▶ WHAT THIS TASK INVOLVES: Return all lines from the listing below in which the string "ylabel" occurs.

### MATERIAL FOR THE TASK ###

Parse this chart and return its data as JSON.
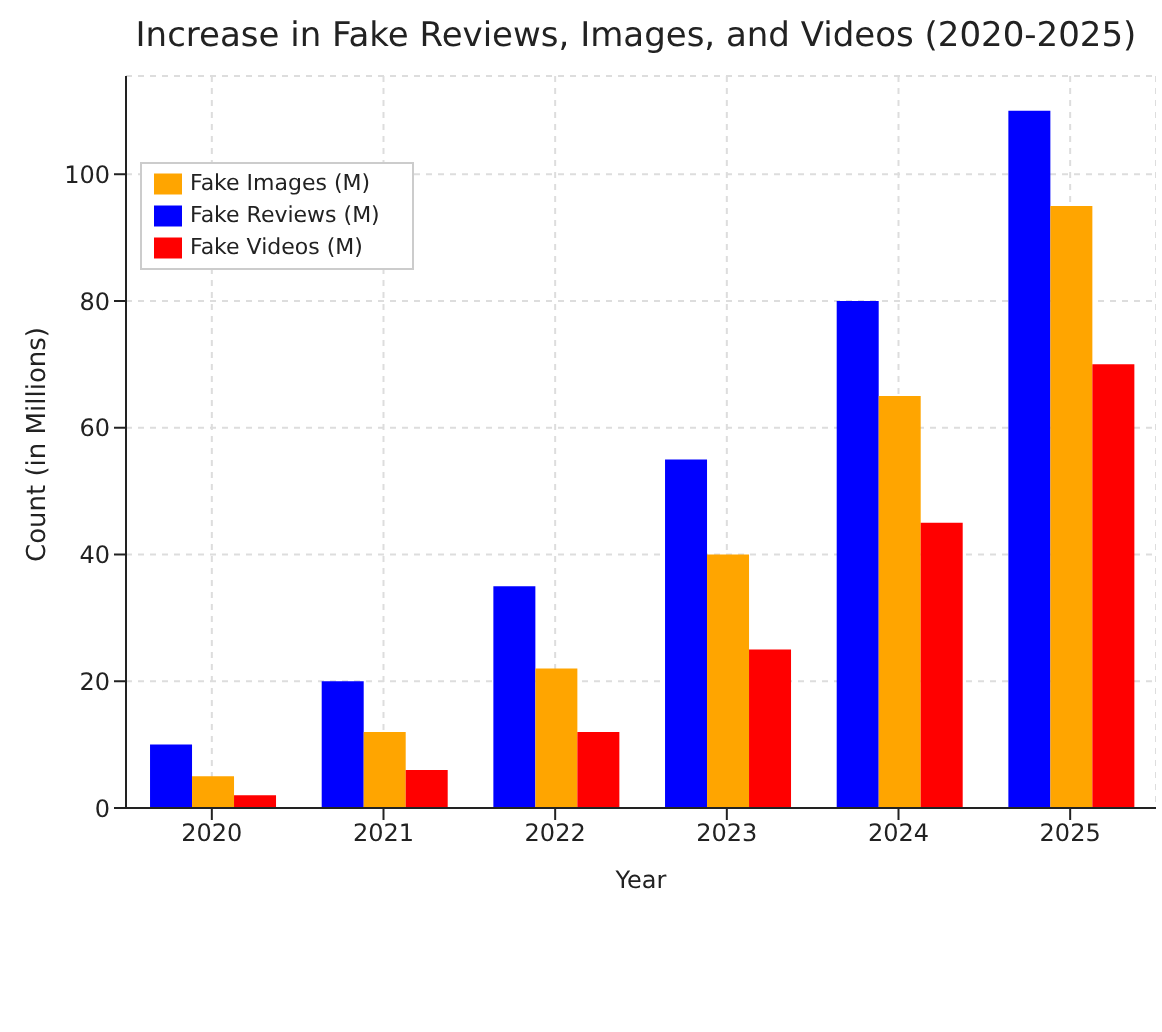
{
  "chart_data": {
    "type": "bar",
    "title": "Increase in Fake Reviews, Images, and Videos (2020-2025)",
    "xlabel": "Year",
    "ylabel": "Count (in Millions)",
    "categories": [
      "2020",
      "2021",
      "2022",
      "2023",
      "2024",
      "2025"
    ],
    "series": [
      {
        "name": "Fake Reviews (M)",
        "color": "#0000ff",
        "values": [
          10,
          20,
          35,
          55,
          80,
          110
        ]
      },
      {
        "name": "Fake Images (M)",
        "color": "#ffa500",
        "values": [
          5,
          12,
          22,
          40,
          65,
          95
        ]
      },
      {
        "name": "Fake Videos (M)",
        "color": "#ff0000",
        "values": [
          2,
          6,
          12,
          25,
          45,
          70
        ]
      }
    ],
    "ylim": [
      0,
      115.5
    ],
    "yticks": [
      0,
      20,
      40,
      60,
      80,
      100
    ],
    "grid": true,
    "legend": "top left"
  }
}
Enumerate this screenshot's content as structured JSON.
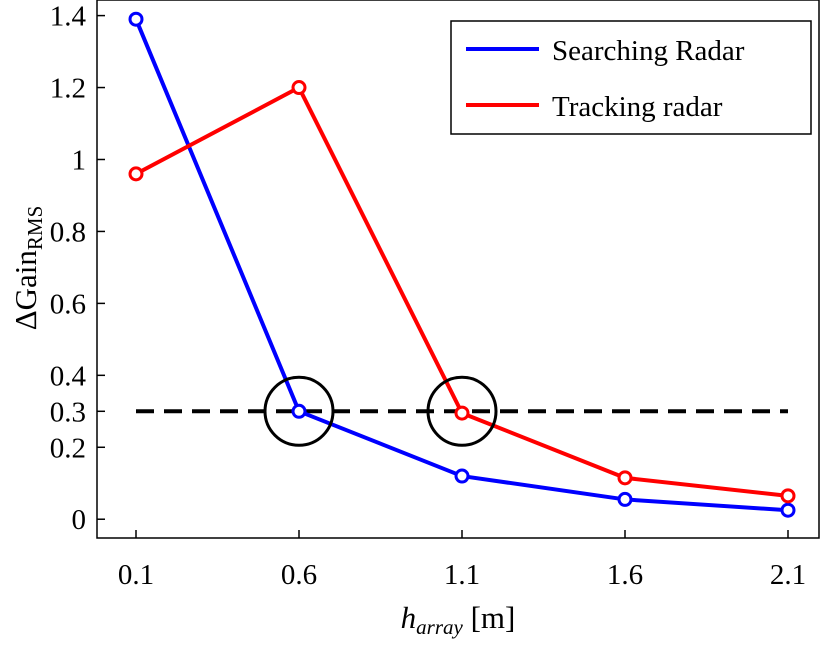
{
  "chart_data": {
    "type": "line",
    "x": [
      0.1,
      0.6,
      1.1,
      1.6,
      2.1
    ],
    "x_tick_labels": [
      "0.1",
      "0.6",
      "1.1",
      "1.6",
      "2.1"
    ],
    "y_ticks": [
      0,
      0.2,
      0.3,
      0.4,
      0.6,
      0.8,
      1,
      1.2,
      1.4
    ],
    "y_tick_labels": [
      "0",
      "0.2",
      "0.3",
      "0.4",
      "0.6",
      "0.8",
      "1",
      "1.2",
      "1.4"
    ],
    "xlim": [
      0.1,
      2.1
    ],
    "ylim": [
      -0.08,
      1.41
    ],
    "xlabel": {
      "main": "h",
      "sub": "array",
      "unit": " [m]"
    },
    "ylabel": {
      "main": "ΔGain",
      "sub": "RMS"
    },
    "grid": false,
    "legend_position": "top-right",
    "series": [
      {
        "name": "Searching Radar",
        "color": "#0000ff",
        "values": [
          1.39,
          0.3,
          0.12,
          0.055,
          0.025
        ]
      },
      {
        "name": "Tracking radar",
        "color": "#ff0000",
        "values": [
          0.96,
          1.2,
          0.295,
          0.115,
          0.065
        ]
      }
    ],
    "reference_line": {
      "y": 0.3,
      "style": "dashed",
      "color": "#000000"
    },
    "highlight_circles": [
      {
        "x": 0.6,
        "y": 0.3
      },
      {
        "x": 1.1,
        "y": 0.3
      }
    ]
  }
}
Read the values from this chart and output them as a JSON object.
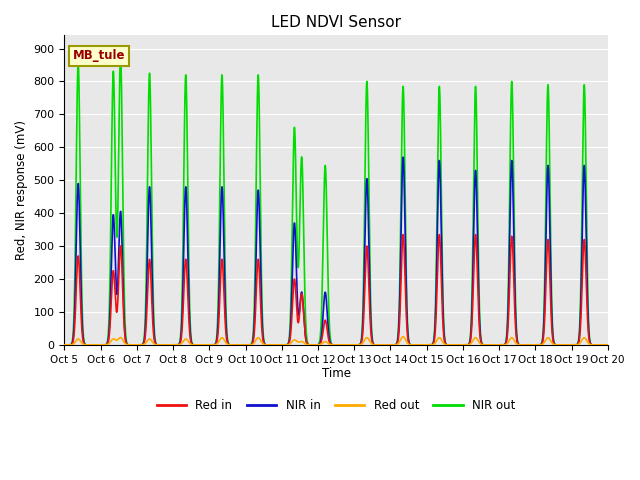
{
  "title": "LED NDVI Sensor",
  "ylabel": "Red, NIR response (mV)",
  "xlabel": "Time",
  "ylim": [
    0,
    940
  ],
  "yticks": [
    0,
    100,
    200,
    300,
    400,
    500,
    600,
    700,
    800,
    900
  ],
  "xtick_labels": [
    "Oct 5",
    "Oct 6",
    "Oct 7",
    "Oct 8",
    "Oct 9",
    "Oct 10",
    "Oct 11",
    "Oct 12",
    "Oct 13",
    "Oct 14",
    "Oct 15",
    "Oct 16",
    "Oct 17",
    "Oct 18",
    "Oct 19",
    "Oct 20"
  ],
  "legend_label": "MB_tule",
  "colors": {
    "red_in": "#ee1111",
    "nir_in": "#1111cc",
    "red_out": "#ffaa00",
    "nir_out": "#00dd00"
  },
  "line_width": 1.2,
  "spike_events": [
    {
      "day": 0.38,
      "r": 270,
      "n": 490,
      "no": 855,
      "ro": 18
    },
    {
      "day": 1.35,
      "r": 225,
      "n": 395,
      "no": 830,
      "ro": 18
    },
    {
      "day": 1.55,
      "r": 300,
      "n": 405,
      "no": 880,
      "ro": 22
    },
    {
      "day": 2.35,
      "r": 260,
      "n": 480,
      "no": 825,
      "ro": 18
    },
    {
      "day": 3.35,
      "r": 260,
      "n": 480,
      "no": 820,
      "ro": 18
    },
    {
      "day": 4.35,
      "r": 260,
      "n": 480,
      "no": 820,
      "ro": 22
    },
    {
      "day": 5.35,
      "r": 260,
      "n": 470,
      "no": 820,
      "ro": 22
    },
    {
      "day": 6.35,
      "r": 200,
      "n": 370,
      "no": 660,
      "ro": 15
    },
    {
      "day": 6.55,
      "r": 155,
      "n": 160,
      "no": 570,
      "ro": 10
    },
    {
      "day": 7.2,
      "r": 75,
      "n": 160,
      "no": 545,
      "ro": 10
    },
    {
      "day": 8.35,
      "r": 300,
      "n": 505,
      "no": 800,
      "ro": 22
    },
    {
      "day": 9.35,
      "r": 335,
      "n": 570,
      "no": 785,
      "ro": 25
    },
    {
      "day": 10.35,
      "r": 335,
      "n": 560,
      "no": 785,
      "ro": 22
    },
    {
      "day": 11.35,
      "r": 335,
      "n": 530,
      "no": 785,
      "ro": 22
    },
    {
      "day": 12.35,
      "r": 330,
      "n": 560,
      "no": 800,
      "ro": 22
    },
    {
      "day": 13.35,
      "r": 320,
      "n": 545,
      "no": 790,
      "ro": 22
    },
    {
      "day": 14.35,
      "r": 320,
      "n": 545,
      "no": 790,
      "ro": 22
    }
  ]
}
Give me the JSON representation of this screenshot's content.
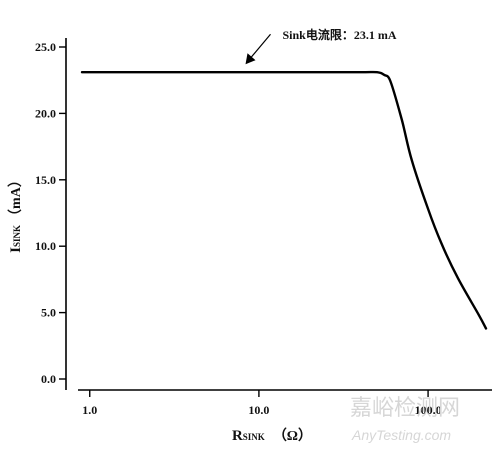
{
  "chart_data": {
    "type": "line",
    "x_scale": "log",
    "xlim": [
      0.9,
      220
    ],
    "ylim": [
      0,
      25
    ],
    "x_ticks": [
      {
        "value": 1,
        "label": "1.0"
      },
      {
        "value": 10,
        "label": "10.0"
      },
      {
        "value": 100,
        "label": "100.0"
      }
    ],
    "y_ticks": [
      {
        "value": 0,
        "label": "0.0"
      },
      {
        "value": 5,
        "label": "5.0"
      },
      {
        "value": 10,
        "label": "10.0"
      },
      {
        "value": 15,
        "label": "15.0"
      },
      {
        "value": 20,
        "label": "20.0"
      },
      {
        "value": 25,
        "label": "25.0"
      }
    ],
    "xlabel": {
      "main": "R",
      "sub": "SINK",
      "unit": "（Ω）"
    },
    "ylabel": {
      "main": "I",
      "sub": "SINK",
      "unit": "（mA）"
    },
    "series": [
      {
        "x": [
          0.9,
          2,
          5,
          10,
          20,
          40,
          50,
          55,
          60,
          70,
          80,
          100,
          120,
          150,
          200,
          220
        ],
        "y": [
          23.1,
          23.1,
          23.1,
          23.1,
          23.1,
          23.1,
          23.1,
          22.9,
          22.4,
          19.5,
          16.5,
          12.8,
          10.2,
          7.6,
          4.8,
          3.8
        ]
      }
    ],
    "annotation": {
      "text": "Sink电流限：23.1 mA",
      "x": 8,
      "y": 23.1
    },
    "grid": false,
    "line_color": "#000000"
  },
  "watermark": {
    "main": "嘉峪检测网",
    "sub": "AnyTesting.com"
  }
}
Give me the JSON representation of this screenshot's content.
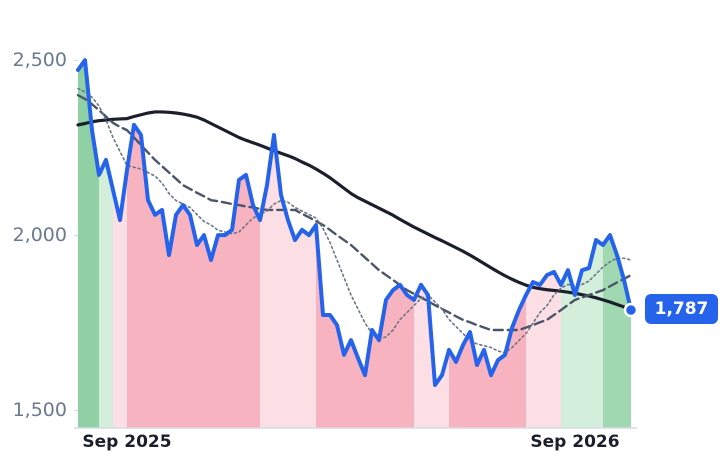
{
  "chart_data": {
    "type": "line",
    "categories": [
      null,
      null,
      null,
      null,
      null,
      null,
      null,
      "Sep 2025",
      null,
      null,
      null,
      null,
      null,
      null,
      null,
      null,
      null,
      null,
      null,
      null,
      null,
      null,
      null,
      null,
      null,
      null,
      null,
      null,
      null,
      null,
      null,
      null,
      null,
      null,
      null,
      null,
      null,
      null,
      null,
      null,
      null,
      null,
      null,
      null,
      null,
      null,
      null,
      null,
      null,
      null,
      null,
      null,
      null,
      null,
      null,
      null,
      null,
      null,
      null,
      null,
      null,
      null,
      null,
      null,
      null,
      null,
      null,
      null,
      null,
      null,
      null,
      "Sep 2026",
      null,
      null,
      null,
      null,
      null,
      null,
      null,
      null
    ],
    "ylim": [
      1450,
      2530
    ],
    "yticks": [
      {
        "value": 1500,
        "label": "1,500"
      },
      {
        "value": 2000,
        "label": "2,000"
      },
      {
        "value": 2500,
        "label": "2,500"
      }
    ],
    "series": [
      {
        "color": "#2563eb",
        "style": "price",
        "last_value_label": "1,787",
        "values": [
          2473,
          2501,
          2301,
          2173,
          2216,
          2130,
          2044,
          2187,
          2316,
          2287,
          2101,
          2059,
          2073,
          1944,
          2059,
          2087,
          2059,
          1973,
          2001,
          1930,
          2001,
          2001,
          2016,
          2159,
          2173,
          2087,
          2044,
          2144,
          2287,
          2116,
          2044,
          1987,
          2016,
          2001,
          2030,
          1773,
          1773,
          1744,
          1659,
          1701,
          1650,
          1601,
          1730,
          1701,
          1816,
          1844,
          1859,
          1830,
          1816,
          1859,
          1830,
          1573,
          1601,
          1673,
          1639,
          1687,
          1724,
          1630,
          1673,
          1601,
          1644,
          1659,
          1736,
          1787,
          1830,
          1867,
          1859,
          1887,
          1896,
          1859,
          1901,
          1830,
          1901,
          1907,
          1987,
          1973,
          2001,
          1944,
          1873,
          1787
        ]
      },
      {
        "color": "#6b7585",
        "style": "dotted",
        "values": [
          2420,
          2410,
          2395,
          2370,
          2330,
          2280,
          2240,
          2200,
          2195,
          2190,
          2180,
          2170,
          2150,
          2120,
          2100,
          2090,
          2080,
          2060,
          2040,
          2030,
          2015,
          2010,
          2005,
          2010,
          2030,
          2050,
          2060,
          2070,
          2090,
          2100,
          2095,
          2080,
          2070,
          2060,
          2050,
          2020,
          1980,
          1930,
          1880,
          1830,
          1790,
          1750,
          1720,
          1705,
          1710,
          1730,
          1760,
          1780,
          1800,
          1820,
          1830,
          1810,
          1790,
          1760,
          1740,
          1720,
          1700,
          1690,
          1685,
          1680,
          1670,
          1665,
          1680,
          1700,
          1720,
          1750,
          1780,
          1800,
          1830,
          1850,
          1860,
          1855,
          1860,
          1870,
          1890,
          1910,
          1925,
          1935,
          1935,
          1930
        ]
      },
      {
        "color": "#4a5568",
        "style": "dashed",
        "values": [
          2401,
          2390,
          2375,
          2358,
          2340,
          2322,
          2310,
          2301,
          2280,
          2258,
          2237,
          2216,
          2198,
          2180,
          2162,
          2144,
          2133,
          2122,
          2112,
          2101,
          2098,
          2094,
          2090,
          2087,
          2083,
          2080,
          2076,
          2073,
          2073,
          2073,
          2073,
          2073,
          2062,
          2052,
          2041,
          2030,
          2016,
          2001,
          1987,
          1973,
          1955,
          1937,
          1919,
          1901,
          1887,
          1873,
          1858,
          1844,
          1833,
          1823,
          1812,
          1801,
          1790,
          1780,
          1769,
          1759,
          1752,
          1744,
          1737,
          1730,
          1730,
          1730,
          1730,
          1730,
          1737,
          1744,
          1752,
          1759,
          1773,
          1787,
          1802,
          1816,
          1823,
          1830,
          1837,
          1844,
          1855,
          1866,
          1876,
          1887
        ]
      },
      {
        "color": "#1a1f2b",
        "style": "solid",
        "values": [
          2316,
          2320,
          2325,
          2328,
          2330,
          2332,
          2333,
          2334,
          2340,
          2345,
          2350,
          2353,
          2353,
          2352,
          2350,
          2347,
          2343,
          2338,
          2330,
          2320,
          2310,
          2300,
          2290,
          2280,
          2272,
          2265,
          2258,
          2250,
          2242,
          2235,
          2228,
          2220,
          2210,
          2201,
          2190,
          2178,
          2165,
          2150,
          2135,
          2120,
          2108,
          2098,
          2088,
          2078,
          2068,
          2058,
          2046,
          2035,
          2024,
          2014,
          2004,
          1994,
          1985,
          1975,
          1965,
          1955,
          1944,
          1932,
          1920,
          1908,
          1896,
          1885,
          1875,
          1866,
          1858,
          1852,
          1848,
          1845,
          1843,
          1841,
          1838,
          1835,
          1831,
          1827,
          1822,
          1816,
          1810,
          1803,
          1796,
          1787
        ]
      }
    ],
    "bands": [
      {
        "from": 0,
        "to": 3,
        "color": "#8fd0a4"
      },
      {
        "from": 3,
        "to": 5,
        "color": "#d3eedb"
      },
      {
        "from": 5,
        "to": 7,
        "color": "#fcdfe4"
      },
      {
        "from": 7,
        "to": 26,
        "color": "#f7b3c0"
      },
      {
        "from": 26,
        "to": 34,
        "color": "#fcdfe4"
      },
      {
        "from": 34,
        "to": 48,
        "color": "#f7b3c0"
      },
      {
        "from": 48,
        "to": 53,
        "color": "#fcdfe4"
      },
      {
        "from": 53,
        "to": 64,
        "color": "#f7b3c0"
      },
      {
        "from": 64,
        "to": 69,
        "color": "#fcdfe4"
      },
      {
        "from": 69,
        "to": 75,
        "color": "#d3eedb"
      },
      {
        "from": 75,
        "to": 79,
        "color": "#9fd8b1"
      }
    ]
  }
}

###

▶ WRITTEN RESPONSE:
    "ylabel": "Count (in Millions)",
    "ylabel": {
  "ylabel": "Red, NIR response (mV)",
    "ylabel": {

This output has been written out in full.